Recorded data
►

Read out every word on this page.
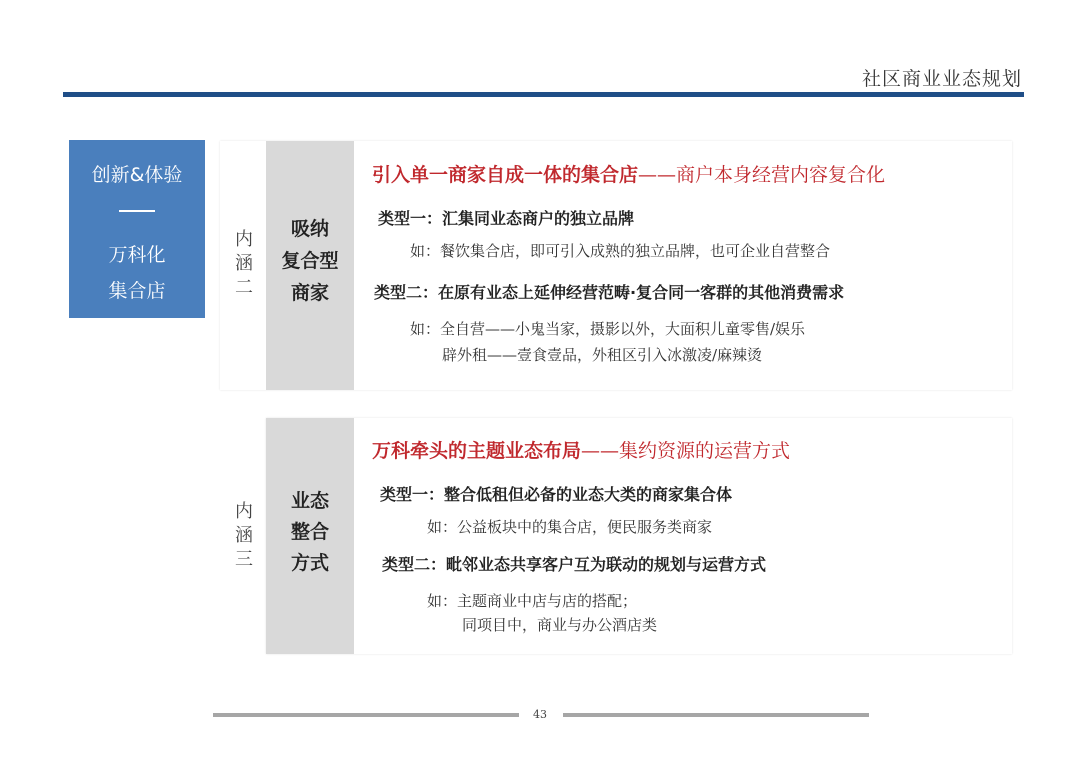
社区商业业态规划
创新&体验
万科化
集合店
内
涵
二
吸纳
复合型
商家
引入单一商家自成一体的集合店——商户本身经营内容复合化
类型一：汇集同业态商户的独立品牌
如：餐饮集合店，即可引入成熟的独立品牌，也可企业自营整合
类型二：在原有业态上延伸经营范畴·复合同一客群的其他消费需求
如：全自营——小鬼当家，摄影以外，大面积儿童零售/娱乐
辟外租——壹食壹品，外租区引入冰激凌/麻辣烫
内
涵
三
业态
整合
方式
万科牵头的主题业态布局——集约资源的运营方式
类型一：整合低租但必备的业态大类的商家集合体
如：公益板块中的集合店，便民服务类商家
类型二：毗邻业态共享客户互为联动的规划与运营方式
如：主题商业中店与店的搭配；
同项目中，商业与办公酒店类
43
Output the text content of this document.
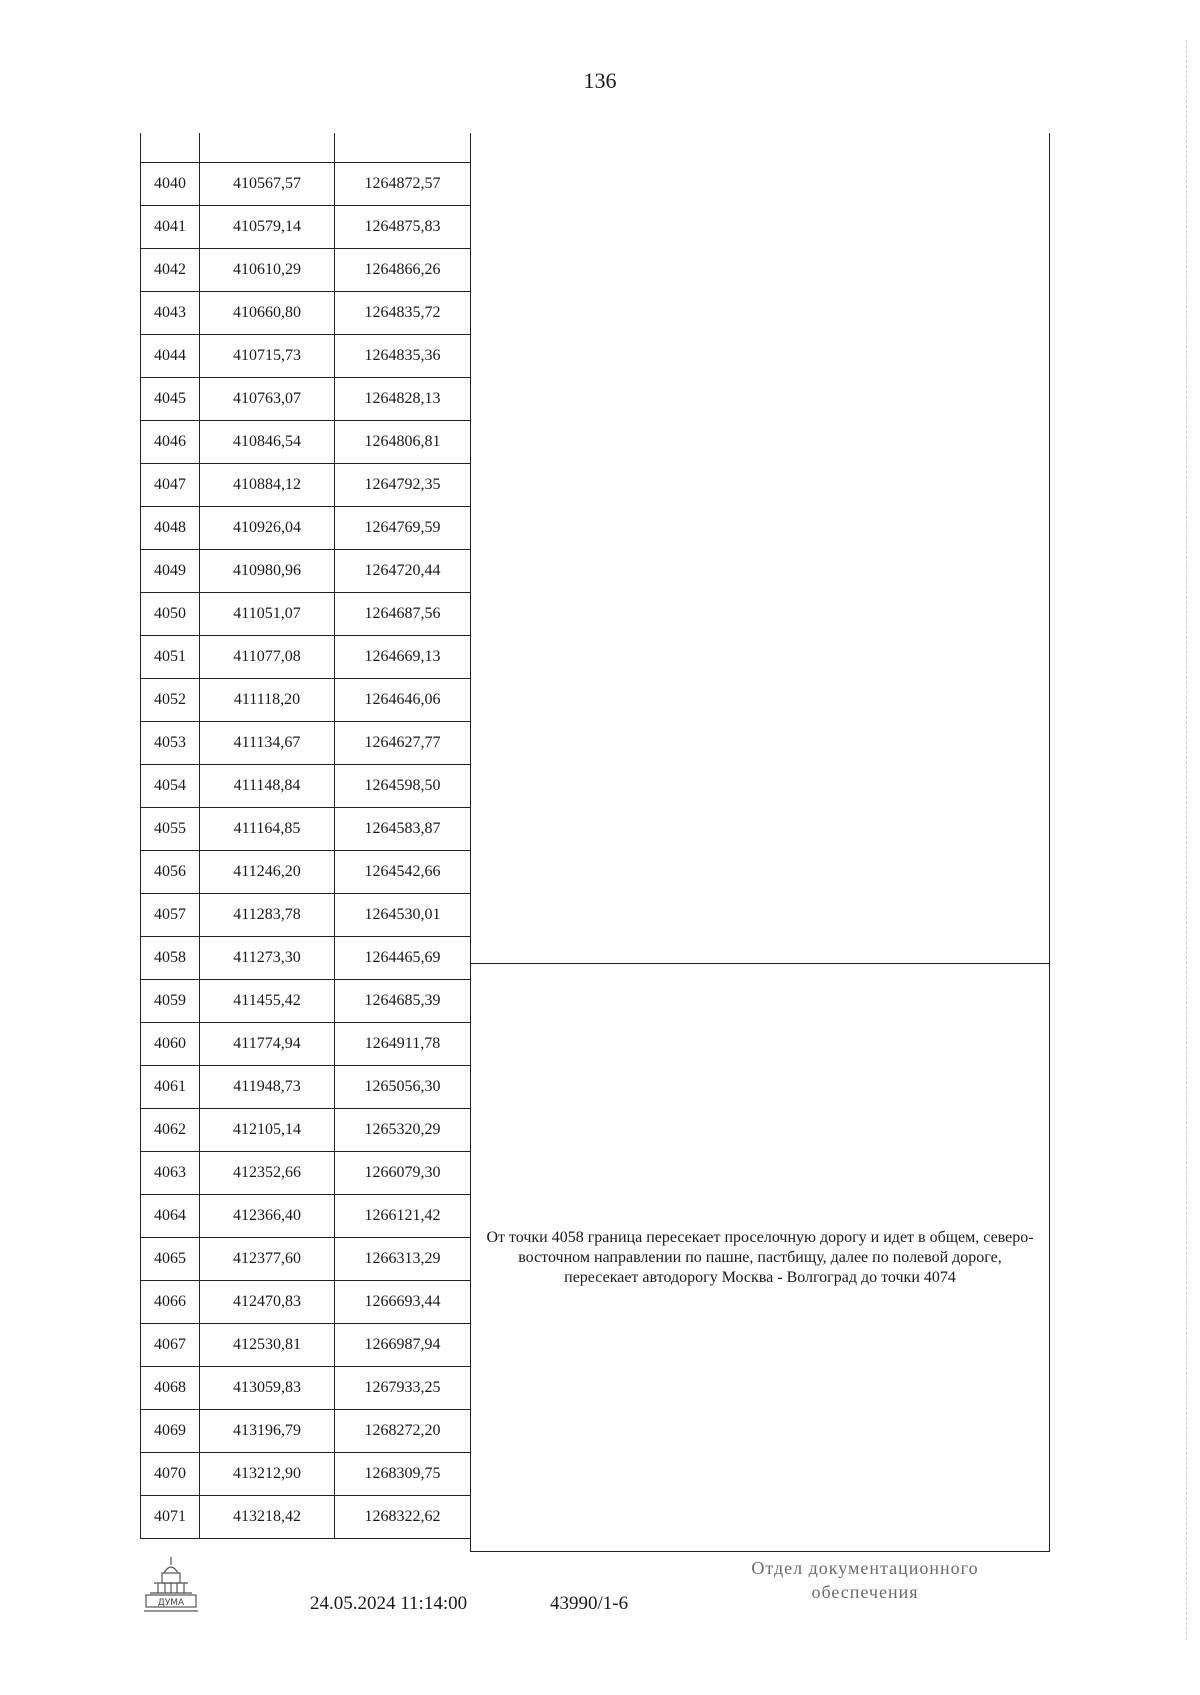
136

4040	410567,57	1264872,57
4041	410579,14	1264875,83
4042	410610,29	1264866,26
4043	410660,80	1264835,72
4044	410715,73	1264835,36
4045	410763,07	1264828,13
4046	410846,54	1264806,81
4047	410884,12	1264792,35
4048	410926,04	1264769,59
4049	410980,96	1264720,44
4050	411051,07	1264687,56
4051	411077,08	1264669,13
4052	411118,20	1264646,06
4053	411134,67	1264627,77
4054	411148,84	1264598,50
4055	411164,85	1264583,87
4056	411246,20	1264542,66
4057	411283,78	1264530,01
4058	411273,30	1264465,69
4059	411455,42	1264685,39
4060	411774,94	1264911,78
4061	411948,73	1265056,30
4062	412105,14	1265320,29
4063	412352,66	1266079,30
4064	412366,40	1266121,42
4065	412377,60	1266313,29
4066	412470,83	1266693,44
4067	412530,81	1266987,94
4068	413059,83	1267933,25
4069	413196,79	1268272,20
4070	413212,90	1268309,75
4071	413218,42	1268322,62
От точки 4058 граница пересекает проселочную дорогу и идет в общем, северо-восточном направлении по пашне, пастбищу, далее по полевой дороге, пересекает автодорогу Москва - Волгоград до точки 4074
ДУМА	24.05.2024 11:14:00	43990/1-6
Отдел документационного
обеспечения
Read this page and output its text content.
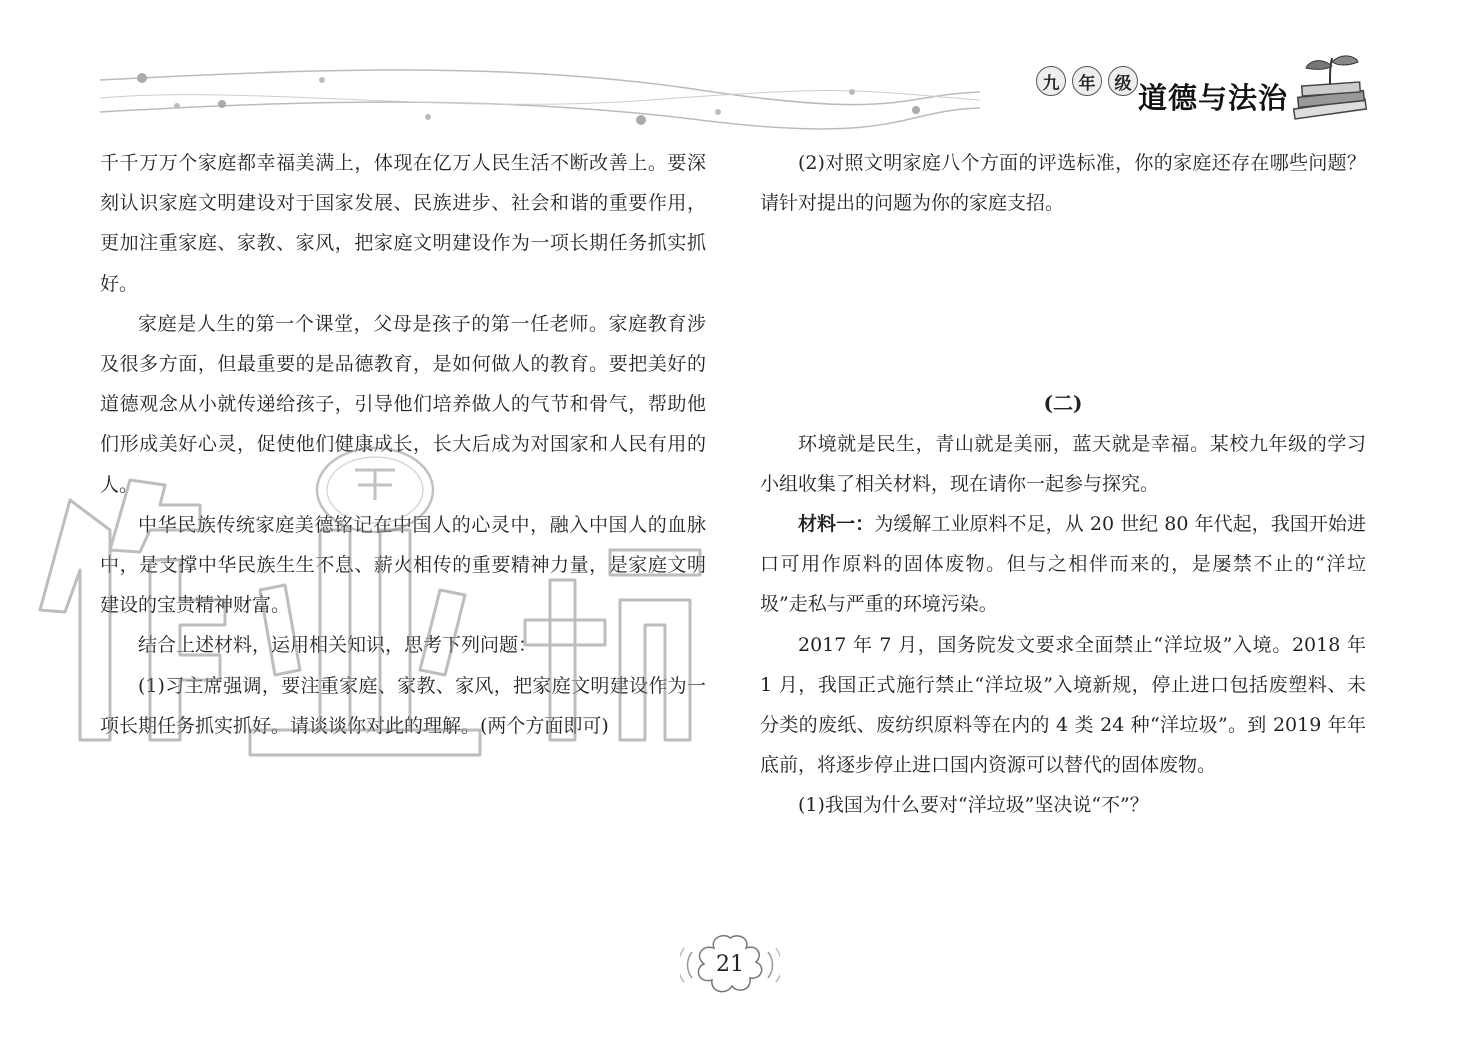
九	年	级 道德与法治

千千万万个家庭都幸福美满上，体现在亿万人民生活不断改善上。要深刻认识家庭文明建设对于国家发展、民族进步、社会和谐的重要作用，更加注重家庭、家教、家风，把家庭文明建设作为一项长期任务抓实抓好。

家庭是人生的第一个课堂，父母是孩子的第一任老师。家庭教育涉及很多方面，但最重要的是品德教育，是如何做人的教育。要把美好的道德观念从小就传递给孩子，引导他们培养做人的气节和骨气，帮助他们形成美好心灵，促使他们健康成长，长大后成为对国家和人民有用的人。

中华民族传统家庭美德铭记在中国人的心灵中，融入中国人的血脉中，是支撑中华民族生生不息、薪火相传的重要精神力量，是家庭文明建设的宝贵精神财富。

结合上述材料，运用相关知识，思考下列问题：

(1)习主席强调，要注重家庭、家教、家风，把家庭文明建设作为一项长期任务抓实抓好。请谈谈你对此的理解。(两个方面即可)

(2)对照文明家庭八个方面的评选标准，你的家庭还存在哪些问题？请针对提出的问题为你的家庭支招。

(二)

环境就是民生，青山就是美丽，蓝天就是幸福。某校九年级的学习小组收集了相关材料，现在请你一起参与探究。

材料一：为缓解工业原料不足，从 20 世纪 80 年代起，我国开始进口可用作原料的固体废物。但与之相伴而来的，是屡禁不止的“洋垃圾”走私与严重的环境污染。

2017 年 7 月，国务院发文要求全面禁止“洋垃圾”入境。2018 年 1 月，我国正式施行禁止“洋垃圾”入境新规，停止进口包括废塑料、未分类的废纸、废纺织原料等在内的 4 类 24 种“洋垃圾”。到 2019 年年底前，将逐步停止进口国内资源可以替代的固体废物。

(1)我国为什么要对“洋垃圾”坚决说“不”？

21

◄

◆ **What you have to do**: Pick out each line containing the string "text" and copy it.

◆ **Complete response**:
Output the text content of this document.
Read this page and output its text content.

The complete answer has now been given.